— start —

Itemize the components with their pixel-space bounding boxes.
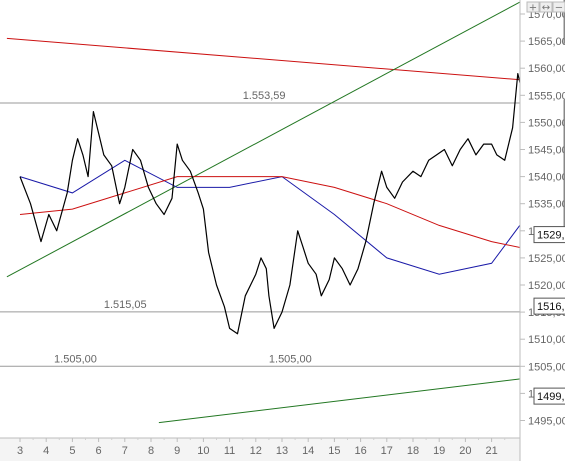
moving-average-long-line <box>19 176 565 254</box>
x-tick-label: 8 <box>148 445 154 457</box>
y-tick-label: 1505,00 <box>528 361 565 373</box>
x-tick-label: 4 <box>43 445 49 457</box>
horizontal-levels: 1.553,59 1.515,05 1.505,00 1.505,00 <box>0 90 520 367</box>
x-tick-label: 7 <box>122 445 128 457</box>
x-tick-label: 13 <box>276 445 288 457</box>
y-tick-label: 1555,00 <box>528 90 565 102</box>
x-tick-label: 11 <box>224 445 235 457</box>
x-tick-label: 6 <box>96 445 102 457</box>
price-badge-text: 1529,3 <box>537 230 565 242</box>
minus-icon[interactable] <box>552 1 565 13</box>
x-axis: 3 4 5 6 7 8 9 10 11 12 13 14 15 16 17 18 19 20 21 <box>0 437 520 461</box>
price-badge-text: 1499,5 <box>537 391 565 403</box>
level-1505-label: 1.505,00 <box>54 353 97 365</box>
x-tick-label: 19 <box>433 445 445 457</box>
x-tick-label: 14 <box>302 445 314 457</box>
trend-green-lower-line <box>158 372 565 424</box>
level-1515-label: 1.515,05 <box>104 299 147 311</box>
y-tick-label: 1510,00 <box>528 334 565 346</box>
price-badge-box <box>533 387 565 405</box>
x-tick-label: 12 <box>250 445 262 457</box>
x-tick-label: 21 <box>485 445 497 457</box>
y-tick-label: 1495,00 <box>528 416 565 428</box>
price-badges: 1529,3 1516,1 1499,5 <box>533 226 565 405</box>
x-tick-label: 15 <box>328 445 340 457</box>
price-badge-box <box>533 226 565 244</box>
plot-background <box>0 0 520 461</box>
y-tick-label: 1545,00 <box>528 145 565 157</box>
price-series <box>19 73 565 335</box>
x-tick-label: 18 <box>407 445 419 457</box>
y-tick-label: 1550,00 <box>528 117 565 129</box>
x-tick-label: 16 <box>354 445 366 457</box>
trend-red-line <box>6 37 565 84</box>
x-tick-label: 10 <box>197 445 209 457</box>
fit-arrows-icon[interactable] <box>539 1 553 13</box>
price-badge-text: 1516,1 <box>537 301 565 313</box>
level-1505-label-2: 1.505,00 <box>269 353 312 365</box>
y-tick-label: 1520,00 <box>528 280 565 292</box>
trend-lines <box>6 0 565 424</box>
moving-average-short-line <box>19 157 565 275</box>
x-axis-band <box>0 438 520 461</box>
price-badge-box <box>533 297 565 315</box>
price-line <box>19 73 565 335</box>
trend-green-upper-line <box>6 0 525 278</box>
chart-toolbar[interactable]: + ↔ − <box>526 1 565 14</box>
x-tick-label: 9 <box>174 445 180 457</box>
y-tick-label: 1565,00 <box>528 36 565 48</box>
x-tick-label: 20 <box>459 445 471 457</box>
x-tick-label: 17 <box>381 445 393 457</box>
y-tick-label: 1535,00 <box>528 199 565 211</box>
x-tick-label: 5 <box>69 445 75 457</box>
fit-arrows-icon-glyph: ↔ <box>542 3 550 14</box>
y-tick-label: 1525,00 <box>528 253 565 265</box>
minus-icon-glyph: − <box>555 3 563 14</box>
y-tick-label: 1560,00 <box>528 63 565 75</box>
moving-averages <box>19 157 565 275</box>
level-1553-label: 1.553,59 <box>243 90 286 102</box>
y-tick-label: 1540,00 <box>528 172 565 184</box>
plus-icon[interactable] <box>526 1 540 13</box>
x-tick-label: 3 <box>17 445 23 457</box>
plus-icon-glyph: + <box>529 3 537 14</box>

— end —
— start —

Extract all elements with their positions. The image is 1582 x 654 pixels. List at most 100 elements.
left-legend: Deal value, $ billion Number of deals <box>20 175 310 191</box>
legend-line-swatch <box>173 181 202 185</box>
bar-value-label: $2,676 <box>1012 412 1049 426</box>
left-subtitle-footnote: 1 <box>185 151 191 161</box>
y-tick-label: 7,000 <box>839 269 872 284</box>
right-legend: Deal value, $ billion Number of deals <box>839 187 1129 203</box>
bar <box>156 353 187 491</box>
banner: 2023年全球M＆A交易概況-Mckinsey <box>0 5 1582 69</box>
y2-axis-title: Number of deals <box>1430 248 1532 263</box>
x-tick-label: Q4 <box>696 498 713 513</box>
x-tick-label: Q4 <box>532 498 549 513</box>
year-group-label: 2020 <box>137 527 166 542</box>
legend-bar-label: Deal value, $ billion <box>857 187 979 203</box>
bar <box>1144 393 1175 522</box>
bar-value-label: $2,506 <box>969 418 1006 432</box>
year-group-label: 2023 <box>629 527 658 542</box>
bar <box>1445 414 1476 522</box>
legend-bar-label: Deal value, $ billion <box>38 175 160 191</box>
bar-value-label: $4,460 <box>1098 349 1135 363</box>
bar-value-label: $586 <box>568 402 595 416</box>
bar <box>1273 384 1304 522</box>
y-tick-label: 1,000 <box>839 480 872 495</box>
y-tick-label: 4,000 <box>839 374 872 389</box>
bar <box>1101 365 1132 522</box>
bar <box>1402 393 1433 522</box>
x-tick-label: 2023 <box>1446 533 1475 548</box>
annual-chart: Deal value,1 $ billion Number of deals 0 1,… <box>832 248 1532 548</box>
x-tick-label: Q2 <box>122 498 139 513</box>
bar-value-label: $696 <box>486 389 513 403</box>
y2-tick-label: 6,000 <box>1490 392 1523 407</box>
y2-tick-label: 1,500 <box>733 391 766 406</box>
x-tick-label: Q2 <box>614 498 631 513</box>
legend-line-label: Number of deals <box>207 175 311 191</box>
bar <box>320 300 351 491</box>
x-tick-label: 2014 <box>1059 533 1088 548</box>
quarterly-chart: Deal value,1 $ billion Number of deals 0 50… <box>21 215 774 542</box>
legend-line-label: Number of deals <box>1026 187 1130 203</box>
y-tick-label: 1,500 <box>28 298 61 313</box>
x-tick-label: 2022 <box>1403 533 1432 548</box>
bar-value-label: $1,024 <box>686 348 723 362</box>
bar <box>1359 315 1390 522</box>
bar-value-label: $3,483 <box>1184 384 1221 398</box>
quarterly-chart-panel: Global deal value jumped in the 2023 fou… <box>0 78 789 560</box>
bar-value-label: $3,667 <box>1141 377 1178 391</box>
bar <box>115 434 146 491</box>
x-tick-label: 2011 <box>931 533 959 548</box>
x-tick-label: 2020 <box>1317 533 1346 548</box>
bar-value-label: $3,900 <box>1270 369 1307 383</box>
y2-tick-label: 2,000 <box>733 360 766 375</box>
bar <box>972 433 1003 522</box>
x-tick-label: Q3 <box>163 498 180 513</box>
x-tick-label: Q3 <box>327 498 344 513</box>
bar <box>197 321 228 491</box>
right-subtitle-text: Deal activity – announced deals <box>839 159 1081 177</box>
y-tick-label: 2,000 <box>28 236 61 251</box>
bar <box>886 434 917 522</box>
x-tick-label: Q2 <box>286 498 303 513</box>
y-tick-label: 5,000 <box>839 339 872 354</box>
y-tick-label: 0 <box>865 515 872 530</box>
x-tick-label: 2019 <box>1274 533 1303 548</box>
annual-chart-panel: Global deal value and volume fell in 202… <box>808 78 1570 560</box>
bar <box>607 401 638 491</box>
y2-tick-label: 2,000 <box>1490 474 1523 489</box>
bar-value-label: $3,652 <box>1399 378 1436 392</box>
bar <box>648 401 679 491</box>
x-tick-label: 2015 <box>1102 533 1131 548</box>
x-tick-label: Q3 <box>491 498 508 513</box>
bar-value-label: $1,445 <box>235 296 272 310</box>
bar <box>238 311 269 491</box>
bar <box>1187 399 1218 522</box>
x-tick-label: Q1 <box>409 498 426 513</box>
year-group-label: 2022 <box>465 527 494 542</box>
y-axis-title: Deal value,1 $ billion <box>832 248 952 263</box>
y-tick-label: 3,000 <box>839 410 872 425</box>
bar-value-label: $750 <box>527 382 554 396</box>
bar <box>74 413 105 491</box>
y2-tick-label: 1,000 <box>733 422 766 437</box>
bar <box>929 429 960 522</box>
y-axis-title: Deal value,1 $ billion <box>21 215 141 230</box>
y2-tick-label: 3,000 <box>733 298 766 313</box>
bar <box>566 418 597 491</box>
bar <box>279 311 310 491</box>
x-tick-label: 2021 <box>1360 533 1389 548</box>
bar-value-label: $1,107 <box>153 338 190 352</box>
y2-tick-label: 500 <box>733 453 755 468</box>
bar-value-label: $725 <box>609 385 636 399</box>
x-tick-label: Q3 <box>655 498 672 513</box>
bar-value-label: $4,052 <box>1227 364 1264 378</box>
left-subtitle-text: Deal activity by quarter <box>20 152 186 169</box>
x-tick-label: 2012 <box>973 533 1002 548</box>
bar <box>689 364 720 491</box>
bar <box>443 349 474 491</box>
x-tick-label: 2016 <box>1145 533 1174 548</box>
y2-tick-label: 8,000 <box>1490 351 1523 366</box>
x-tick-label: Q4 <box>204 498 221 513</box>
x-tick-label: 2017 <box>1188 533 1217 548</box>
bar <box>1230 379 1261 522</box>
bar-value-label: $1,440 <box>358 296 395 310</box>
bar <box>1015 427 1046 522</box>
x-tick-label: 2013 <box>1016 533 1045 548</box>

— end —

§ **Written request**
Render the stretch of data that opens with the line containing "Extract all elements" and closes with the line containing "x-tick-label: Q4 <box>696 498 713 513</box>", both included, as a Markdown table with the columns Index and Entry, omitting blank lines.

§ **Exercise answer**
| Index | Entry |
|---|---|
| 1 | Extract all elements with their positions. The image is 1582 x 654 pixels. List at most 100 elements. |
| 2 | left-legend: Deal value, $ billion Number of deals <box>20 175 310 191</box> |
| 3 | legend-line-swatch <box>173 181 202 185</box> |
| 4 | bar-value-label: $2,676 <box>1012 412 1049 426</box> |
| 5 | left-subtitle-footnote: 1 <box>185 151 191 161</box> |
| 6 | y-tick-label: 7,000 <box>839 269 872 284</box> |
| 7 | right-legend: Deal value, $ billion Number of deals <box>839 187 1129 203</box> |
| 8 | bar <box>156 353 187 491</box> |
| 9 | banner: 2023年全球M＆A交易概況-Mckinsey <box>0 5 1582 69</box> |
| 10 | y2-axis-title: Number of deals <box>1430 248 1532 263</box> |
| 11 | x-tick-label: Q4 <box>696 498 713 513</box> |